Whenever a line contains the string "NEWTON", copy it out of the entries.

——————————

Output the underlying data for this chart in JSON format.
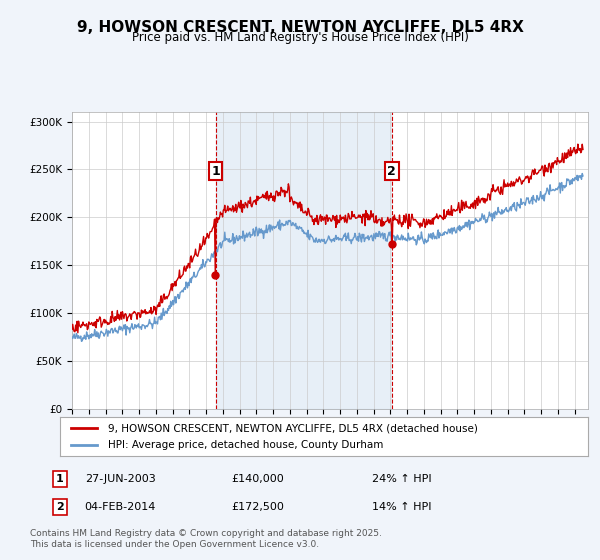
{
  "title": "9, HOWSON CRESCENT, NEWTON AYCLIFFE, DL5 4RX",
  "subtitle": "Price paid vs. HM Land Registry's House Price Index (HPI)",
  "legend_line1": "9, HOWSON CRESCENT, NEWTON AYCLIFFE, DL5 4RX (detached house)",
  "legend_line2": "HPI: Average price, detached house, County Durham",
  "sale1_date": "27-JUN-2003",
  "sale1_price": 140000,
  "sale1_hpi": "24% ↑ HPI",
  "sale1_label": "1",
  "sale2_date": "04-FEB-2014",
  "sale2_price": 172500,
  "sale2_hpi": "14% ↑ HPI",
  "sale2_label": "2",
  "footnote": "Contains HM Land Registry data © Crown copyright and database right 2025.\nThis data is licensed under the Open Government Licence v3.0.",
  "bg_color": "#f0f4fa",
  "plot_bg": "#ffffff",
  "red_color": "#cc0000",
  "blue_color": "#6699cc",
  "dashed_color": "#cc0000",
  "ylim": [
    0,
    310000
  ],
  "yticks": [
    0,
    50000,
    100000,
    150000,
    200000,
    250000,
    300000
  ]
}
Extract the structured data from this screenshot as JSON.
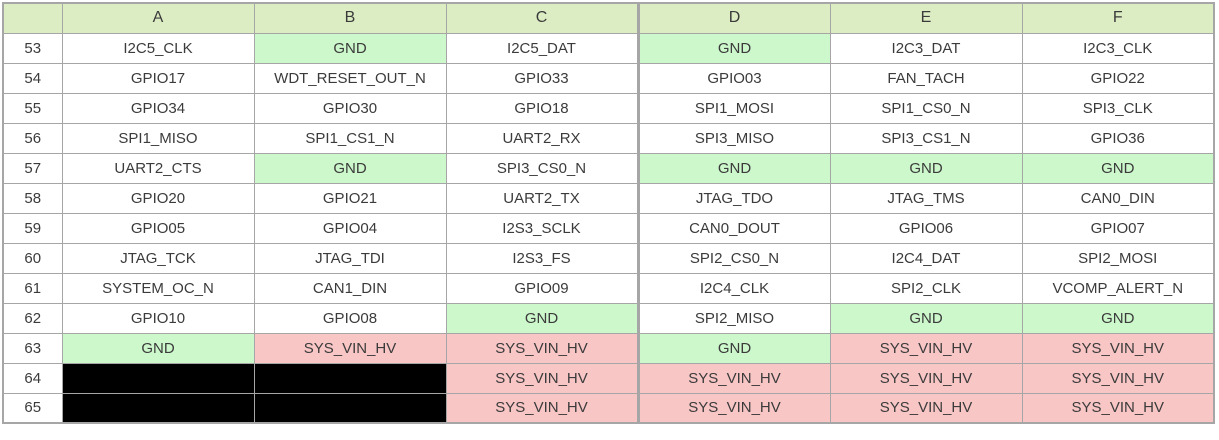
{
  "colors": {
    "header_bg": "#dcedc3",
    "gnd_bg": "#ccf8cc",
    "power_bg": "#f9c6c6",
    "black_bg": "#000000",
    "grid": "#a6a6a6",
    "text": "#3b3b3b"
  },
  "table": {
    "corner_label": "",
    "columns": [
      "A",
      "B",
      "C",
      "D",
      "E",
      "F"
    ],
    "rows": [
      {
        "num": "53",
        "cells": [
          {
            "t": "I2C5_CLK",
            "s": ""
          },
          {
            "t": "GND",
            "s": "gnd"
          },
          {
            "t": "I2C5_DAT",
            "s": ""
          },
          {
            "t": "GND",
            "s": "gnd"
          },
          {
            "t": "I2C3_DAT",
            "s": ""
          },
          {
            "t": "I2C3_CLK",
            "s": ""
          }
        ]
      },
      {
        "num": "54",
        "cells": [
          {
            "t": "GPIO17",
            "s": ""
          },
          {
            "t": "WDT_RESET_OUT_N",
            "s": ""
          },
          {
            "t": "GPIO33",
            "s": ""
          },
          {
            "t": "GPIO03",
            "s": ""
          },
          {
            "t": "FAN_TACH",
            "s": ""
          },
          {
            "t": "GPIO22",
            "s": ""
          }
        ]
      },
      {
        "num": "55",
        "cells": [
          {
            "t": "GPIO34",
            "s": ""
          },
          {
            "t": "GPIO30",
            "s": ""
          },
          {
            "t": "GPIO18",
            "s": ""
          },
          {
            "t": "SPI1_MOSI",
            "s": ""
          },
          {
            "t": "SPI1_CS0_N",
            "s": ""
          },
          {
            "t": "SPI3_CLK",
            "s": ""
          }
        ]
      },
      {
        "num": "56",
        "cells": [
          {
            "t": "SPI1_MISO",
            "s": ""
          },
          {
            "t": "SPI1_CS1_N",
            "s": ""
          },
          {
            "t": "UART2_RX",
            "s": ""
          },
          {
            "t": "SPI3_MISO",
            "s": ""
          },
          {
            "t": "SPI3_CS1_N",
            "s": ""
          },
          {
            "t": "GPIO36",
            "s": ""
          }
        ]
      },
      {
        "num": "57",
        "cells": [
          {
            "t": "UART2_CTS",
            "s": ""
          },
          {
            "t": "GND",
            "s": "gnd"
          },
          {
            "t": "SPI3_CS0_N",
            "s": ""
          },
          {
            "t": "GND",
            "s": "gnd"
          },
          {
            "t": "GND",
            "s": "gnd"
          },
          {
            "t": "GND",
            "s": "gnd"
          }
        ]
      },
      {
        "num": "58",
        "cells": [
          {
            "t": "GPIO20",
            "s": ""
          },
          {
            "t": "GPIO21",
            "s": ""
          },
          {
            "t": "UART2_TX",
            "s": ""
          },
          {
            "t": "JTAG_TDO",
            "s": ""
          },
          {
            "t": "JTAG_TMS",
            "s": ""
          },
          {
            "t": "CAN0_DIN",
            "s": ""
          }
        ]
      },
      {
        "num": "59",
        "cells": [
          {
            "t": "GPIO05",
            "s": ""
          },
          {
            "t": "GPIO04",
            "s": ""
          },
          {
            "t": "I2S3_SCLK",
            "s": ""
          },
          {
            "t": "CAN0_DOUT",
            "s": ""
          },
          {
            "t": "GPIO06",
            "s": ""
          },
          {
            "t": "GPIO07",
            "s": ""
          }
        ]
      },
      {
        "num": "60",
        "cells": [
          {
            "t": "JTAG_TCK",
            "s": ""
          },
          {
            "t": "JTAG_TDI",
            "s": ""
          },
          {
            "t": "I2S3_FS",
            "s": ""
          },
          {
            "t": "SPI2_CS0_N",
            "s": ""
          },
          {
            "t": "I2C4_DAT",
            "s": ""
          },
          {
            "t": "SPI2_MOSI",
            "s": ""
          }
        ]
      },
      {
        "num": "61",
        "cells": [
          {
            "t": "SYSTEM_OC_N",
            "s": ""
          },
          {
            "t": "CAN1_DIN",
            "s": ""
          },
          {
            "t": "GPIO09",
            "s": ""
          },
          {
            "t": "I2C4_CLK",
            "s": ""
          },
          {
            "t": "SPI2_CLK",
            "s": ""
          },
          {
            "t": "VCOMP_ALERT_N",
            "s": ""
          }
        ]
      },
      {
        "num": "62",
        "cells": [
          {
            "t": "GPIO10",
            "s": ""
          },
          {
            "t": "GPIO08",
            "s": ""
          },
          {
            "t": "GND",
            "s": "gnd"
          },
          {
            "t": "SPI2_MISO",
            "s": ""
          },
          {
            "t": "GND",
            "s": "gnd"
          },
          {
            "t": "GND",
            "s": "gnd"
          }
        ]
      },
      {
        "num": "63",
        "cells": [
          {
            "t": "GND",
            "s": "gnd"
          },
          {
            "t": "SYS_VIN_HV",
            "s": "pwr"
          },
          {
            "t": "SYS_VIN_HV",
            "s": "pwr"
          },
          {
            "t": "GND",
            "s": "gnd"
          },
          {
            "t": "SYS_VIN_HV",
            "s": "pwr"
          },
          {
            "t": "SYS_VIN_HV",
            "s": "pwr"
          }
        ]
      },
      {
        "num": "64",
        "cells": [
          {
            "t": "",
            "s": "blk"
          },
          {
            "t": "",
            "s": "blk"
          },
          {
            "t": "SYS_VIN_HV",
            "s": "pwr"
          },
          {
            "t": "SYS_VIN_HV",
            "s": "pwr"
          },
          {
            "t": "SYS_VIN_HV",
            "s": "pwr"
          },
          {
            "t": "SYS_VIN_HV",
            "s": "pwr"
          }
        ]
      },
      {
        "num": "65",
        "cells": [
          {
            "t": "",
            "s": "blk"
          },
          {
            "t": "",
            "s": "blk"
          },
          {
            "t": "SYS_VIN_HV",
            "s": "pwr"
          },
          {
            "t": "SYS_VIN_HV",
            "s": "pwr"
          },
          {
            "t": "SYS_VIN_HV",
            "s": "pwr"
          },
          {
            "t": "SYS_VIN_HV",
            "s": "pwr"
          }
        ]
      }
    ]
  }
}
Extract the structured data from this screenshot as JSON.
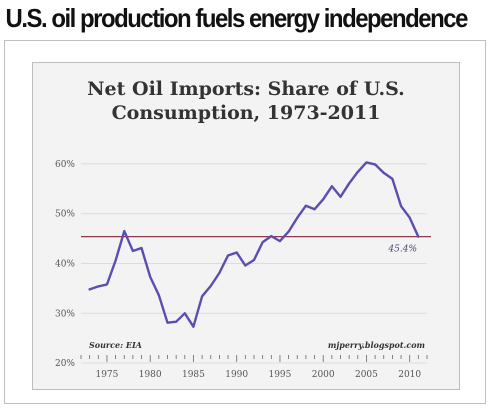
{
  "headline": "U.S. oil production fuels energy independence",
  "chart_data": {
    "type": "line",
    "title_lines": [
      "Net Oil Imports: Share of U.S.",
      "Consumption, 1973-2011"
    ],
    "xlabel": "",
    "ylabel": "",
    "xlim": [
      1972,
      2012
    ],
    "ylim": [
      19,
      63
    ],
    "x_ticks": [
      1975,
      1980,
      1985,
      1990,
      1995,
      2000,
      2005,
      2010
    ],
    "y_ticks": [
      {
        "value": 20,
        "label": "20%"
      },
      {
        "value": 30,
        "label": "30%"
      },
      {
        "value": 40,
        "label": "40%"
      },
      {
        "value": 50,
        "label": "50%"
      },
      {
        "value": 60,
        "label": "60%"
      }
    ],
    "grid": true,
    "series": [
      {
        "color": "#5a4fb0",
        "x": [
          1973,
          1974,
          1975,
          1976,
          1977,
          1978,
          1979,
          1980,
          1981,
          1982,
          1983,
          1984,
          1985,
          1986,
          1987,
          1988,
          1989,
          1990,
          1991,
          1992,
          1993,
          1994,
          1995,
          1996,
          1997,
          1998,
          1999,
          2000,
          2001,
          2002,
          2003,
          2004,
          2005,
          2006,
          2007,
          2008,
          2009,
          2010,
          2011
        ],
        "y": [
          34.8,
          35.4,
          35.8,
          40.6,
          46.5,
          42.5,
          43.1,
          37.3,
          33.6,
          28.1,
          28.3,
          30.0,
          27.3,
          33.4,
          35.5,
          38.1,
          41.6,
          42.2,
          39.6,
          40.7,
          44.3,
          45.5,
          44.5,
          46.4,
          49.2,
          51.6,
          50.9,
          52.9,
          55.5,
          53.4,
          56.1,
          58.4,
          60.3,
          59.9,
          58.2,
          57.0,
          51.5,
          49.2,
          45.4
        ]
      }
    ],
    "reference_line": {
      "value": 45.4,
      "label": "45.4%",
      "color": "#8b3a4a"
    },
    "source_note": "Source: EIA",
    "credit": "mjperry.blogspot.com"
  }
}
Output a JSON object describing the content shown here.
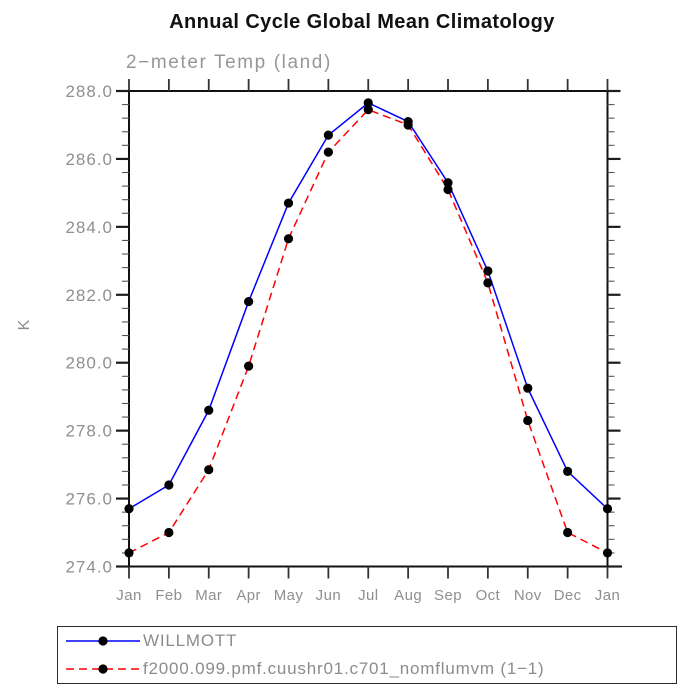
{
  "title": "Annual Cycle Global Mean Climatology",
  "subtitle": "2−meter Temp (land)",
  "y_axis_label": "K",
  "colors": {
    "willmott_line": "#0000ff",
    "model_line": "#ff0000",
    "marker": "#000000",
    "frame": "#111111",
    "gray_text": "#8f8f8f"
  },
  "legend": {
    "position": "bottom-left",
    "entries": [
      {
        "label": "WILLMOTT",
        "line_style": "solid",
        "color": "#0000ff",
        "marker": "filled-circle"
      },
      {
        "label": "f2000.099.pmf.cuushr01.c701_nomflumvm (1−1)",
        "line_style": "dashed",
        "color": "#ff0000",
        "marker": "filled-circle"
      }
    ]
  },
  "chart_data": {
    "type": "line",
    "title": "Annual Cycle Global Mean Climatology",
    "subtitle": "2−meter Temp (land)",
    "xlabel": "",
    "ylabel": "K",
    "x": [
      "Jan",
      "Feb",
      "Mar",
      "Apr",
      "May",
      "Jun",
      "Jul",
      "Aug",
      "Sep",
      "Oct",
      "Nov",
      "Dec",
      "Jan"
    ],
    "series": [
      {
        "name": "WILLMOTT",
        "color": "#0000ff",
        "style": "solid",
        "marker": "filled-circle",
        "values": [
          275.7,
          276.4,
          278.6,
          281.8,
          284.7,
          286.7,
          287.65,
          287.1,
          285.3,
          282.7,
          279.25,
          276.8,
          275.7
        ]
      },
      {
        "name": "f2000.099.pmf.cuushr01.c701_nomflumvm (1−1)",
        "color": "#ff0000",
        "style": "dashed",
        "marker": "filled-circle",
        "values": [
          274.4,
          275.0,
          276.85,
          279.9,
          283.65,
          286.2,
          287.45,
          287.0,
          285.1,
          282.35,
          278.3,
          275.0,
          274.4
        ]
      }
    ],
    "ylim": [
      274.0,
      288.0
    ],
    "ytick_labels": [
      "274.0",
      "276.0",
      "278.0",
      "280.0",
      "282.0",
      "284.0",
      "286.0",
      "288.0"
    ],
    "ytick_major_step": 2.0,
    "ytick_minor_step": 0.4,
    "grid": "off",
    "legend_position": "bottom-left"
  }
}
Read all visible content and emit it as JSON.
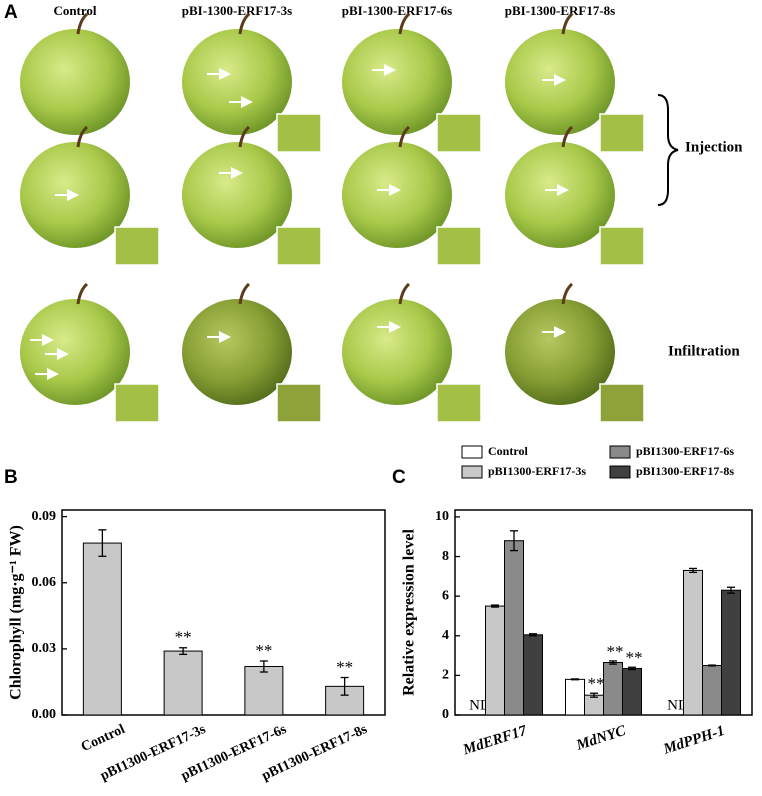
{
  "panel_a": {
    "label": "A",
    "columns": [
      "Control",
      "pBI-1300-ERF17-3s",
      "pBI-1300-ERF17-6s",
      "pBI-1300-ERF17-8s"
    ],
    "rows": [
      "Injection",
      "Infiltration"
    ]
  },
  "chart_data": [
    {
      "type": "bar",
      "panel": "B",
      "ylabel": "Chlorophyll (mg·g⁻¹ FW)",
      "categories": [
        "Control",
        "pBI1300-ERF17-3s",
        "pBI1300-ERF17-6s",
        "pBI1300-ERF17-8s"
      ],
      "values": [
        0.078,
        0.029,
        0.022,
        0.013
      ],
      "errors": [
        0.006,
        0.0015,
        0.0025,
        0.004
      ],
      "significance": [
        null,
        "**",
        "**",
        "**"
      ],
      "color": "#c8c8c8",
      "ylim": [
        0,
        0.093
      ],
      "yticks": [
        {
          "value": 0,
          "label": "0.00"
        },
        0.03,
        0.06,
        0.09
      ]
    },
    {
      "type": "grouped_bar",
      "panel": "C",
      "ylabel": "Relative expression level",
      "categories": [
        "MdERF17",
        "MdNYC",
        "MdPPH-1"
      ],
      "series": [
        {
          "name": "Control",
          "color": "#ffffff",
          "values": [
            null,
            1.8,
            null
          ],
          "errors": [
            null,
            0.02,
            null
          ],
          "value_labels": [
            "ND",
            null,
            "ND"
          ],
          "significance": [
            null,
            null,
            null
          ]
        },
        {
          "name": "pBI1300-ERF17-3s",
          "color": "#c8c8c8",
          "values": [
            5.5,
            1.0,
            7.3
          ],
          "errors": [
            0.05,
            0.1,
            0.1
          ],
          "significance": [
            null,
            "**",
            null
          ]
        },
        {
          "name": "pBI1300-ERF17-6s",
          "color": "#8a8a8a",
          "values": [
            8.8,
            2.65,
            2.5
          ],
          "errors": [
            0.5,
            0.08,
            0.02
          ],
          "significance": [
            null,
            "**",
            null
          ]
        },
        {
          "name": "pBI1300-ERF17-8s",
          "color": "#404040",
          "values": [
            4.05,
            2.35,
            6.3
          ],
          "errors": [
            0.05,
            0.06,
            0.15
          ],
          "significance": [
            null,
            "**",
            null
          ]
        }
      ],
      "ylim": [
        0,
        10.35
      ],
      "yticks": [
        0,
        2,
        4,
        6,
        8,
        10
      ]
    }
  ]
}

——————————

### REPLY TO THE EXERCISE
  "title": "9, HOWSON CRESCENT, NEWTON AYCLIFFE, DL5 4RX",
  "legend_line1": "9, HOWSON CRESCENT, NEWTON AYCLIFFE, DL5 4RX (detached house)",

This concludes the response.